→ **Jobs**
- A) Answer these questions using the blog post on book adaptations:
(i) On which network does the writer plan to watch The Handmaid's Tale?
(ii) How many words of the draft has the writer completed so far?
(iii) What budget does the blog post give for Wonder Woman?
- B) Duplicate the section of the blog post on book adaptations that opens with the words containing "I’m really looking" and closes with "is more authentic.".
- C) Decide whether each statement agrees with the blog post on book adaptations. Answer yes or no, and quote the words from the blog post that settle it.
(i) Season 6 of Game of Thrones cost about $10 million per episode.
(ii) The writer was disappointed by the Big Little Lies book.
(iii) Lion had a budget of $55 million.

→ **Selected passage**
I’m loving Big Little Lies on iTunes/HBO and I really loved the book. Don’t you love it when the movie or TV show actually lives up to your expectation? This got me to thinking about the successes (and failures) of turning books into visual works, whether that is TV or movie. In my view TV shows are proving to be the better format these days.
It’s commonplace for cinema to steal from books but success has been very patchy, to say the least. For every To Kill A Mockingbird success story, we seemed to end up with five One For The Money fails.
I’m really looking forward to watching Margaret Atwood’s The Handmaid’s Tale on SBS next month and I’m confident they will have done a brilliant job. It seems to me that turning books into TV shows is a formula for success. Don’t misunderstand me, I’m not suggesting it’s easy, but I think the long serialised television format lends itself naturally to more faithfully translating printed word to visual and spoken format.
I don’t want to get bogged down in the ethical discussion of art and the differences between interpretation, translation and faithfully reproducing a book to the screen and which is more authentic.
This is just a few observations about why books lately are better as TV shows, rather than a movie. And if I created a bestselling book (I’m 65,000 words down, just another 15,000 to go and the first draft is done!) why I would prefer a TV show to a movie.
Five reasons why it’s better for everyone if your beloved book is turned into a TV show, rather than a movie:
- More time to tell the story and improving the quality of the storytelling: Books are nuanced, with fine-grain detail that usually gets lost in a movie. Entire characters are turfed overboard in the desperate attempt to distil a book’s multiple plot lines and characters into a 90-minute cinematic experience. But ever since the advent of “the golden age of television“, a period heralded by The Sopranos and The West Wing and, of course, Breaking Bad, we have started to see some amazing projects go from the printed page to the small screen. TV shows have evolved. Rather than static characters, we started to see characters go on an arc, evolving and changing. The programs were dark, edgy and resisted narrative closure – perfect for nurturing a book’s complex storyline and character arcs.
- Bigger budgets: TV used to be the poor cousin of cinema, with small (comparatively) budgets. But that’s changing. The Game of Thrones budget for season 6 eclipses most big movie budgets, spending about $10 million per episode for a total of more than $100 million spent that season. Compare that with Wonder Woman, which had a budget of $149 million. Lion, the story of five-year-old Saroo who was adopted by Australian parents and returned to India to track his mother down, had a budget of $12 million. Fifty Shades Darker cost $55 million (and the dignity of its stars, but that’s another story).

→ **Stored records**
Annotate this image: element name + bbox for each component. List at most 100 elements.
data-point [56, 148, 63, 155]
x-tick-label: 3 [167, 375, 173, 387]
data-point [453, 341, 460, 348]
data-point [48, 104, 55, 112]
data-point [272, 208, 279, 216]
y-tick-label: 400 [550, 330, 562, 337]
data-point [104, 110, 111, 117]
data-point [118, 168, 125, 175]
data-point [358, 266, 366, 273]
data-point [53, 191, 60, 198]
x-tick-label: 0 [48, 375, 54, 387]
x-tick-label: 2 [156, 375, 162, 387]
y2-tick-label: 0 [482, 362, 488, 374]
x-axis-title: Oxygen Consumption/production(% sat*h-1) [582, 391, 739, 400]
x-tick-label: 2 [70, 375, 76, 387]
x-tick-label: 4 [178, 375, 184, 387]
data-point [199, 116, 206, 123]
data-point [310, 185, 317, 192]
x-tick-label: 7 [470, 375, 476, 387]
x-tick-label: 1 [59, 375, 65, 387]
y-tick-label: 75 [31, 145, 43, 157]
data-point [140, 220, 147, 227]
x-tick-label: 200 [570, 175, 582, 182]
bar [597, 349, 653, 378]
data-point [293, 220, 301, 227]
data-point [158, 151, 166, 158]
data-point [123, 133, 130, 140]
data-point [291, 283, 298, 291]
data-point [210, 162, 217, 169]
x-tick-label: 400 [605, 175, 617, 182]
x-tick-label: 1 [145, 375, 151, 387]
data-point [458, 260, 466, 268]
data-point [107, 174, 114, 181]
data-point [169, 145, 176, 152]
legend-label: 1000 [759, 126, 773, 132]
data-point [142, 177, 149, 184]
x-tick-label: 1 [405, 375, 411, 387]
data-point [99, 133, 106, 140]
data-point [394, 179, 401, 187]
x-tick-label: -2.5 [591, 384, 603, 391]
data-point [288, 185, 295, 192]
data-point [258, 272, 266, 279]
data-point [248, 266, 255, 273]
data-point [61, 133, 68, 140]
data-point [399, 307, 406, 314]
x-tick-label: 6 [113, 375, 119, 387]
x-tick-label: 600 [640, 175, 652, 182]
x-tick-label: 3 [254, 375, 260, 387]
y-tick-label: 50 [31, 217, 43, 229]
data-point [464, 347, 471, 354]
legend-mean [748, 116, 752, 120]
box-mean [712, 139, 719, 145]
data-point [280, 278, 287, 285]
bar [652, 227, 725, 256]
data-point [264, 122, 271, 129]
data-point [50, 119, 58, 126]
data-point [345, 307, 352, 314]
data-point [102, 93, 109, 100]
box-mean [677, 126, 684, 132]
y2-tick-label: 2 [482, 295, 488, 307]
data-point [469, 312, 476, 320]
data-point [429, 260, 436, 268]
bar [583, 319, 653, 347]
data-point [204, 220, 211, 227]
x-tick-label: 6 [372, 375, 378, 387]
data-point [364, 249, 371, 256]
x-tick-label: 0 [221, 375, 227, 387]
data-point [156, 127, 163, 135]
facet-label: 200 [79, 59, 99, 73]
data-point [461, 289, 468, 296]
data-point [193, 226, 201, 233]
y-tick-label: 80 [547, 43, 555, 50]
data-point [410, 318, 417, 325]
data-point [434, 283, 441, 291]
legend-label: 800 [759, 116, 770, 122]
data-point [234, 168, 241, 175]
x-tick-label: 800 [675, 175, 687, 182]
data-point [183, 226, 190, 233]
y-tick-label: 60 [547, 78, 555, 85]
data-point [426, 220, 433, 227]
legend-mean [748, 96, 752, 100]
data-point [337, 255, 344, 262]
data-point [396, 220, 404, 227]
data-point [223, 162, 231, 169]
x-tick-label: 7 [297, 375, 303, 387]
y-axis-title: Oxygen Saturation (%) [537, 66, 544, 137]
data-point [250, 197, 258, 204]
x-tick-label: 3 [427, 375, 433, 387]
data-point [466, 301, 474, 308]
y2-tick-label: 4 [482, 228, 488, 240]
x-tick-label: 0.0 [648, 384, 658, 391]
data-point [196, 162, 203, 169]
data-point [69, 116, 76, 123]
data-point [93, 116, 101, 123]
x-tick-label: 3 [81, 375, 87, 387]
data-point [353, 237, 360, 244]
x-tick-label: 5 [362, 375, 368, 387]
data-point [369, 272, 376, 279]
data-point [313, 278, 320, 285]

→ **Responses to the tasks**
- A)
(i) SBS
(ii) 65,000 words
(iii) $149 million

- B)
I’m really looking forward to watching Margaret Atwood’s The Handmaid’s Tale on SBS next month and I’m confident they will have done a brilliant job. It seems to me that turning books into TV shows is a formula for success. Don’t misunderstand me, I’m not suggesting it’s easy, but I think the long serialised television format lends itself naturally to more faithfully translating printed word to visual and spoken format.
I don’t want to get bogged down in the ethical discussion of art and the differences between interpretation, translation and faithfully reproducing a book to the screen and which is more authentic.

- C)
(i) Yes: "spending about $10 million per episode"
(ii) No: "I really loved the book."
(iii) No: "had a budget of $12 million"